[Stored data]
===

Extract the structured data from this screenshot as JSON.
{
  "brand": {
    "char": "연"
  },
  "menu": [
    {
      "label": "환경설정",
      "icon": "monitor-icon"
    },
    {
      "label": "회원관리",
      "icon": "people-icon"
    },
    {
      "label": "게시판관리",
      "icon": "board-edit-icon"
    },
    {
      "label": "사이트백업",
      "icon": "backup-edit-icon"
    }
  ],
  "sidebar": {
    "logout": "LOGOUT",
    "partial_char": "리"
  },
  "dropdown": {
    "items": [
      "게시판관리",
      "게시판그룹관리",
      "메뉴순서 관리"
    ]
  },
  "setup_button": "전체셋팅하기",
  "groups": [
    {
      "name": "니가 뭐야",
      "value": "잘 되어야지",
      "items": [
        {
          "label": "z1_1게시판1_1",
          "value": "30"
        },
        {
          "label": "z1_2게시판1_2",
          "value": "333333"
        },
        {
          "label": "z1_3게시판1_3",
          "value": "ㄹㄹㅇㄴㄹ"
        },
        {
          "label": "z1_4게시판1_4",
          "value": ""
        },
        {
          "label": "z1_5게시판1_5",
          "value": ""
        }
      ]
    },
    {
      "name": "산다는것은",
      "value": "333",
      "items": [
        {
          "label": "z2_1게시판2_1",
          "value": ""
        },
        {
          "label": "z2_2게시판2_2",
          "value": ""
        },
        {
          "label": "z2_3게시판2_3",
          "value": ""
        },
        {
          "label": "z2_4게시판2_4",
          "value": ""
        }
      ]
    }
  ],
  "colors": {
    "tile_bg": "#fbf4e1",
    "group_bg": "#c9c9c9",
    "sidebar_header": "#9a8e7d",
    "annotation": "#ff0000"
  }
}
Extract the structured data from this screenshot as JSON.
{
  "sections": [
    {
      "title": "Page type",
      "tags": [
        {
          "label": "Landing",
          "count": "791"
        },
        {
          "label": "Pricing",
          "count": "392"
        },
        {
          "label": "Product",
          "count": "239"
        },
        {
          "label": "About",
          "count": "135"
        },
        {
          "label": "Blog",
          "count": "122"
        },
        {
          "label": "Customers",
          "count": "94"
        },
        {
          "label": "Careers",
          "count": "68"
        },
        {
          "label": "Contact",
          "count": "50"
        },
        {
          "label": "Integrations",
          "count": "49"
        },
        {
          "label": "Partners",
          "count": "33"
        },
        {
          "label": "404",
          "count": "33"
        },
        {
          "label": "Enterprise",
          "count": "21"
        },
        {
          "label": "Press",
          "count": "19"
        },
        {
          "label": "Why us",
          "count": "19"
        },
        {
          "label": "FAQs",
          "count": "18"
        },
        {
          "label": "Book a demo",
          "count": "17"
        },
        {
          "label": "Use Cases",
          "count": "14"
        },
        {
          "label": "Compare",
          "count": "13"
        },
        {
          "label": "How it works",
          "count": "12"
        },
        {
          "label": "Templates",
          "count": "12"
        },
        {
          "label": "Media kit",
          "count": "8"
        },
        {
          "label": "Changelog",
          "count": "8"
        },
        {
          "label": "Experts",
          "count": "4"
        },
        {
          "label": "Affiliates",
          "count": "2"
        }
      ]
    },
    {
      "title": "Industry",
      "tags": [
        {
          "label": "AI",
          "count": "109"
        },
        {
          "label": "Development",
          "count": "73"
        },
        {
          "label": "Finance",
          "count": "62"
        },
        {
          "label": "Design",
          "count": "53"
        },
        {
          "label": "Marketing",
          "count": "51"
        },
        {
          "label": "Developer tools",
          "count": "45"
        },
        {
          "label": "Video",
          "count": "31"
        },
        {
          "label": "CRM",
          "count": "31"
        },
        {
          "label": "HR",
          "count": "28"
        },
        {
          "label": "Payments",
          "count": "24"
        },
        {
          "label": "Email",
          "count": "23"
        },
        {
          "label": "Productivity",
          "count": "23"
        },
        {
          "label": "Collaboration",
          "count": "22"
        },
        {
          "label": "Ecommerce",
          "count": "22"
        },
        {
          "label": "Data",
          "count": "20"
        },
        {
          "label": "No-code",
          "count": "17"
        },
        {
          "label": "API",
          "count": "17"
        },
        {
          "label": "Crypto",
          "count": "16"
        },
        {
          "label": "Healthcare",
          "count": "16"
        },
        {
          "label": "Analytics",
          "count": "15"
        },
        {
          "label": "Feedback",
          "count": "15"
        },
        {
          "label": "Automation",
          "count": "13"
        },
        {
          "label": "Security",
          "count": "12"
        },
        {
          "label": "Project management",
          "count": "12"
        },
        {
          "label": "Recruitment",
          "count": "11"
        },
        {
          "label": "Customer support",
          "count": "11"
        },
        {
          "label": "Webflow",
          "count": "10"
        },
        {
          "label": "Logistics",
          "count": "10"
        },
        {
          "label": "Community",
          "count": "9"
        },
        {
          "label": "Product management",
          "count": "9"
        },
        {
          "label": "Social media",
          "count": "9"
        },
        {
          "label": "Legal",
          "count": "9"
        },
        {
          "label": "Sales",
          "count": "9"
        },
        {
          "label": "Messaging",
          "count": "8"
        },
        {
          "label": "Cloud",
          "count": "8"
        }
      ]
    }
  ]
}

===

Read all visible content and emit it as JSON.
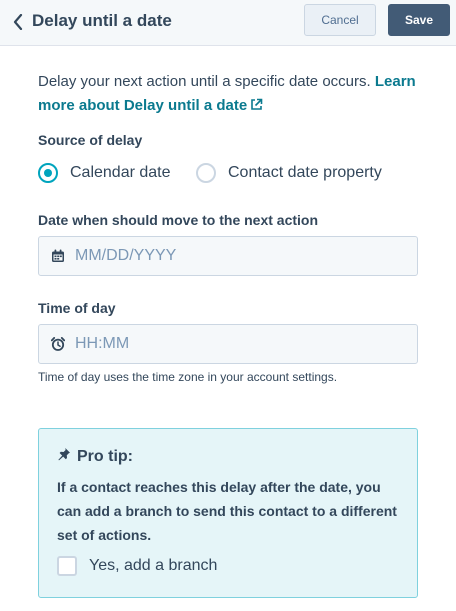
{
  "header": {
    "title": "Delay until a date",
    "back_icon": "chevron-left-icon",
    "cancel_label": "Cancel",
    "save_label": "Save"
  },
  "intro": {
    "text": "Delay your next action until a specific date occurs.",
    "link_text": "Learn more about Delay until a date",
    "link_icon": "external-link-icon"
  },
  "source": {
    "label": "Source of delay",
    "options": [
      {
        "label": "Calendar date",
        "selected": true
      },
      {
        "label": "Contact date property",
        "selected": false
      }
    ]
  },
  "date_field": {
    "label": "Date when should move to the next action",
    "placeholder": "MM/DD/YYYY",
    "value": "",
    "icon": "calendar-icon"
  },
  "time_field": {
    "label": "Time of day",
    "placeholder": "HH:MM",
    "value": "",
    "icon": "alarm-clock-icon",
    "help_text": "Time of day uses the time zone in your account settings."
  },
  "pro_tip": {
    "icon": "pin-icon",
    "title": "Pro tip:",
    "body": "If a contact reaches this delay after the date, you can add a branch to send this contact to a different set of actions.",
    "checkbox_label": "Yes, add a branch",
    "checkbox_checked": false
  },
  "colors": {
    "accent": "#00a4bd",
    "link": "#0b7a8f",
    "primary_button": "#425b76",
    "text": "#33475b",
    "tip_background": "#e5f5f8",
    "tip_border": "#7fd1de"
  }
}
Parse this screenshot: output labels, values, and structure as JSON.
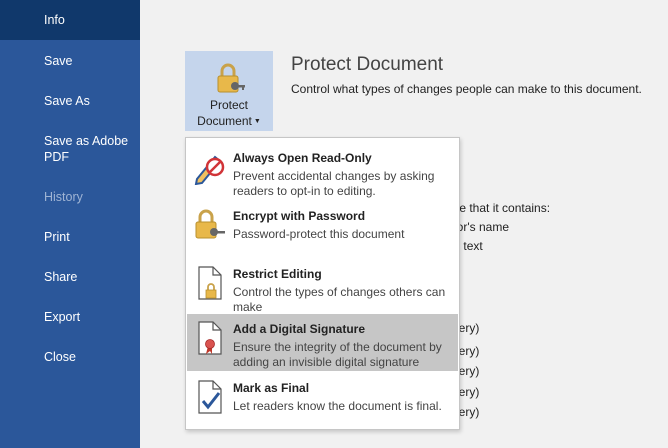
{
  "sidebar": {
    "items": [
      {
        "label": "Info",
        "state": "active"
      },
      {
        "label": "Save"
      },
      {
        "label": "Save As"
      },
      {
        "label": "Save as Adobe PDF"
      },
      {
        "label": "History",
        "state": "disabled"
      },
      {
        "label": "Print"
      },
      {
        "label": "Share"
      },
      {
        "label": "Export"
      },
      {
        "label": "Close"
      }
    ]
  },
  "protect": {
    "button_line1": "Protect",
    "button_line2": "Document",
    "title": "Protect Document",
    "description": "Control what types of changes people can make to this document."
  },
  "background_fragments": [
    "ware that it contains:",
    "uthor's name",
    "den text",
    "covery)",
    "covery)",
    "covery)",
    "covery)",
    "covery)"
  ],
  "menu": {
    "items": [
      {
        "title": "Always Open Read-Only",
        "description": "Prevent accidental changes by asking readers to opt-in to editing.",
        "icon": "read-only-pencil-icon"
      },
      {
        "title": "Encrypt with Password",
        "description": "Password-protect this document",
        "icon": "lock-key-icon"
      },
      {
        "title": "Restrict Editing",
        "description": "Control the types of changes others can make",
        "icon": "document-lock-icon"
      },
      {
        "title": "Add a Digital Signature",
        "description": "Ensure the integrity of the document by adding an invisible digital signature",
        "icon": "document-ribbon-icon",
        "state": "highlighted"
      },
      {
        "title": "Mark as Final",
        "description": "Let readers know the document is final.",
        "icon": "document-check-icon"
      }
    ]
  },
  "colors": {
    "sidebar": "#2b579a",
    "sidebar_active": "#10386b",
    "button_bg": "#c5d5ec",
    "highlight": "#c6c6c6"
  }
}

===

[Goal] From the data, list each line in which the string "next" appears.

[Output of the task]
    "text": "Delay your next action until a specific date occurs.",
    "label": "Date when should move to the next action",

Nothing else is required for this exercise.